** start RECORDS FOR THE EXERCISE **

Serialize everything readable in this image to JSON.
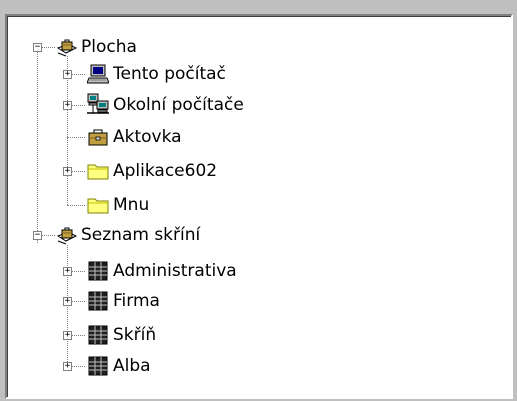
{
  "tree": {
    "nodes": [
      {
        "label": "Plocha",
        "icon": "desktop-briefcase-icon",
        "expander": "−"
      },
      {
        "label": "Tento počítač",
        "icon": "computer-icon",
        "expander": "+"
      },
      {
        "label": "Okolní počítače",
        "icon": "network-computers-icon",
        "expander": "+"
      },
      {
        "label": "Aktovka",
        "icon": "briefcase-icon",
        "expander": ""
      },
      {
        "label": "Aplikace602",
        "icon": "folder-icon",
        "expander": "+"
      },
      {
        "label": "Mnu",
        "icon": "folder-icon",
        "expander": ""
      },
      {
        "label": "Seznam skříní",
        "icon": "desktop-briefcase-icon",
        "expander": "−"
      },
      {
        "label": "Administrativa",
        "icon": "cabinet-grid-icon",
        "expander": "+"
      },
      {
        "label": "Firma",
        "icon": "cabinet-grid-icon",
        "expander": "+"
      },
      {
        "label": "Skříň",
        "icon": "cabinet-grid-icon",
        "expander": "+"
      },
      {
        "label": "Alba",
        "icon": "cabinet-grid-icon",
        "expander": "+"
      }
    ]
  }
}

** end RECORDS FOR THE EXERCISE **

**WHAT THE EXERCISE ASKS:** Write out each line again precisely as it appears, skipping every picture.

**THE RESULT:**
Serialize everything readable in this image to JSON.
{
  "tree": {
    "nodes": [
      {
        "label": "Plocha",
        "icon": "desktop-briefcase-icon",
        "expander": "−"
      },
      {
        "label": "Tento počítač",
        "icon": "computer-icon",
        "expander": "+"
      },
      {
        "label": "Okolní počítače",
        "icon": "network-computers-icon",
        "expander": "+"
      },
      {
        "label": "Aktovka",
        "icon": "briefcase-icon",
        "expander": ""
      },
      {
        "label": "Aplikace602",
        "icon": "folder-icon",
        "expander": "+"
      },
      {
        "label": "Mnu",
        "icon": "folder-icon",
        "expander": ""
      },
      {
        "label": "Seznam skříní",
        "icon": "desktop-briefcase-icon",
        "expander": "−"
      },
      {
        "label": "Administrativa",
        "icon": "cabinet-grid-icon",
        "expander": "+"
      },
      {
        "label": "Firma",
        "icon": "cabinet-grid-icon",
        "expander": "+"
      },
      {
        "label": "Skříň",
        "icon": "cabinet-grid-icon",
        "expander": "+"
      },
      {
        "label": "Alba",
        "icon": "cabinet-grid-icon",
        "expander": "+"
      }
    ]
  }
}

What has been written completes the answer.